** Work order **
Filter the entries below, keeping only lines with the word "Trained".

· · · · ·

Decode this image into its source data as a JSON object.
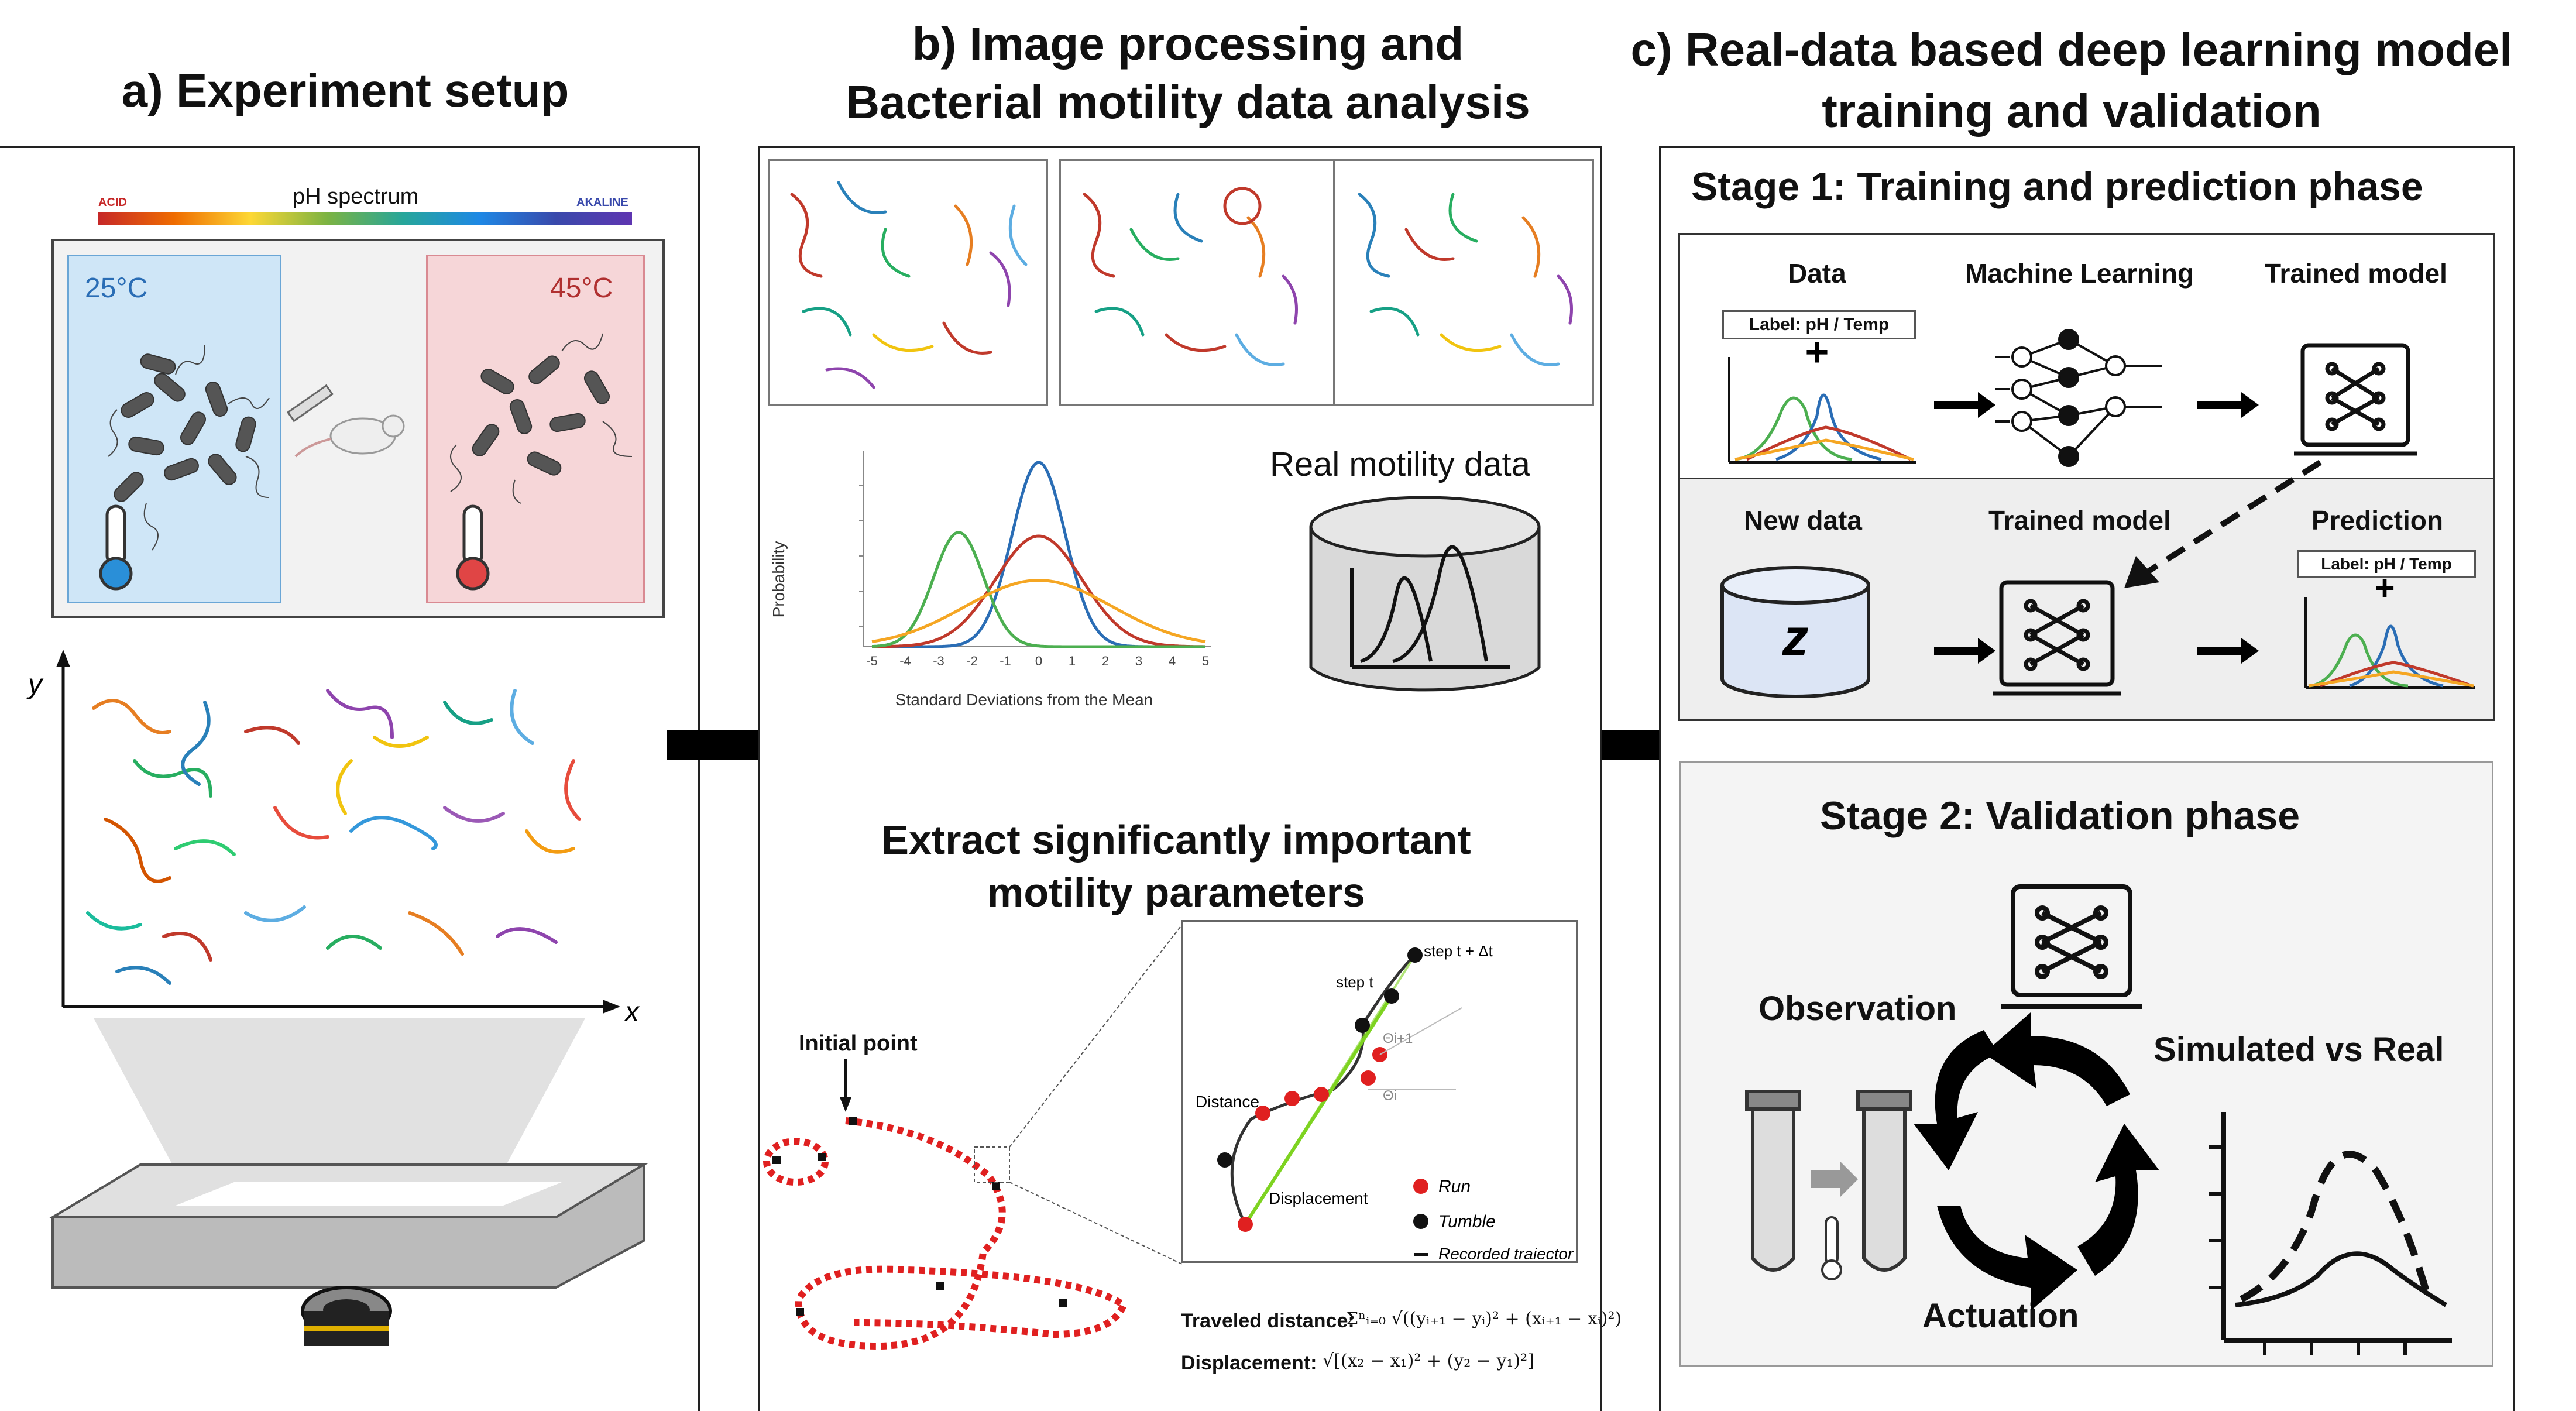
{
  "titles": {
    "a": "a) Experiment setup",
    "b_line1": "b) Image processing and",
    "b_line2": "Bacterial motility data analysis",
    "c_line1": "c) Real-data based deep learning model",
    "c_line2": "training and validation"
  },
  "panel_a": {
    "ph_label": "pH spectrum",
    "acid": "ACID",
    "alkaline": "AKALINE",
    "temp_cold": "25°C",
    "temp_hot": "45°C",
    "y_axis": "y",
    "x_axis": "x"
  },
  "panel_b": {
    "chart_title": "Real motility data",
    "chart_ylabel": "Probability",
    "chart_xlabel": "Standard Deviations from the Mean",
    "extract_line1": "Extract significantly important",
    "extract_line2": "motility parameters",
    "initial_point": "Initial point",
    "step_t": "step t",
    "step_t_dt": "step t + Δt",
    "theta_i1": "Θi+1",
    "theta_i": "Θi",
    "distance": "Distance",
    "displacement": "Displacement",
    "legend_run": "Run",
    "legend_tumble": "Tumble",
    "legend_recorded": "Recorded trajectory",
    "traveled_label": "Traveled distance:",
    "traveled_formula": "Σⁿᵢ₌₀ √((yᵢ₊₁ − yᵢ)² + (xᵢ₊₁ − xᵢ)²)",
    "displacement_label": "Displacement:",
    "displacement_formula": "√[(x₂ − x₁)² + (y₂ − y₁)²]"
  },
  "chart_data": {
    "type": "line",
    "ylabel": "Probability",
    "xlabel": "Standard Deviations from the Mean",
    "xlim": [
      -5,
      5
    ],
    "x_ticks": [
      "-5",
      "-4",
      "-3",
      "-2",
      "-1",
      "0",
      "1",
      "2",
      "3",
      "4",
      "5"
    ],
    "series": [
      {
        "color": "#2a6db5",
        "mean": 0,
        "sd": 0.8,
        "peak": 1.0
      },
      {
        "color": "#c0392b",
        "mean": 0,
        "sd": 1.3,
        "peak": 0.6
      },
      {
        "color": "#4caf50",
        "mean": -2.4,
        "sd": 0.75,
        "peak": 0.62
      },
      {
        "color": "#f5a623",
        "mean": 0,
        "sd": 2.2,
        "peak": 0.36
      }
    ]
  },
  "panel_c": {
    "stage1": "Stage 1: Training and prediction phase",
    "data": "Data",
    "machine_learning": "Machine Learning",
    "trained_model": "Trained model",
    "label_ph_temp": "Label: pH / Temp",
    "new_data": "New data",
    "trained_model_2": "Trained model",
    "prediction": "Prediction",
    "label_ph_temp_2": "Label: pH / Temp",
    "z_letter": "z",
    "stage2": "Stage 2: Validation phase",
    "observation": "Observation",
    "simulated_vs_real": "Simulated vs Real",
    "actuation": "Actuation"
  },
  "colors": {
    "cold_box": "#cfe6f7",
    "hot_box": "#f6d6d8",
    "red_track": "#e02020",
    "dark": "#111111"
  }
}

· · · · ·

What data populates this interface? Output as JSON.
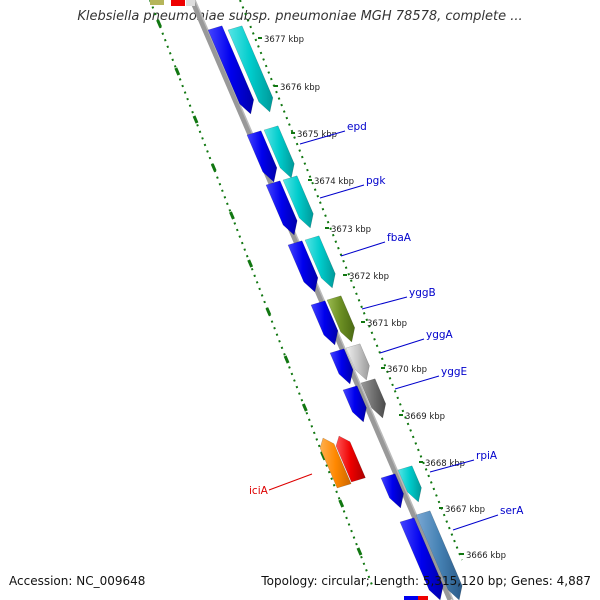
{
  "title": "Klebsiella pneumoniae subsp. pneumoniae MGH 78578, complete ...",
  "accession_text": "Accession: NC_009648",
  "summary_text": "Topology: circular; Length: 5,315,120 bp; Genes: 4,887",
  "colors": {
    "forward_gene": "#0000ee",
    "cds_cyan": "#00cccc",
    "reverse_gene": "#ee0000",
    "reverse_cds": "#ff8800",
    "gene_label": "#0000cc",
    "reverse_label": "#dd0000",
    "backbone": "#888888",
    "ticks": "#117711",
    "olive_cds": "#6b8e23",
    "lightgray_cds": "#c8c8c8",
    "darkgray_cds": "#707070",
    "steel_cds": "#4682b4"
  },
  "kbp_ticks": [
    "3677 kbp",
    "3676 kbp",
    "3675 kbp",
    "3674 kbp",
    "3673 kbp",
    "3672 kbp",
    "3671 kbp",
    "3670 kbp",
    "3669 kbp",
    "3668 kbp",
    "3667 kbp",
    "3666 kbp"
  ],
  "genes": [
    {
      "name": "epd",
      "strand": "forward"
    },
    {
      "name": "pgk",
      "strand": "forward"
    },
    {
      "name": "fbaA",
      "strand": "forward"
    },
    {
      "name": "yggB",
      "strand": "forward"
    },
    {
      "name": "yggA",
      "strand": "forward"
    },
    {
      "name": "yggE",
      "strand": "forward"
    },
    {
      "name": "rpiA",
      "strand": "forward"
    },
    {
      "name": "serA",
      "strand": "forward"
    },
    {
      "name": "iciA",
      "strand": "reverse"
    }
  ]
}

· · · · ·

** Completed exercise **
    "trained_model": "Trained model",
    "trained_model_2": "Trained model",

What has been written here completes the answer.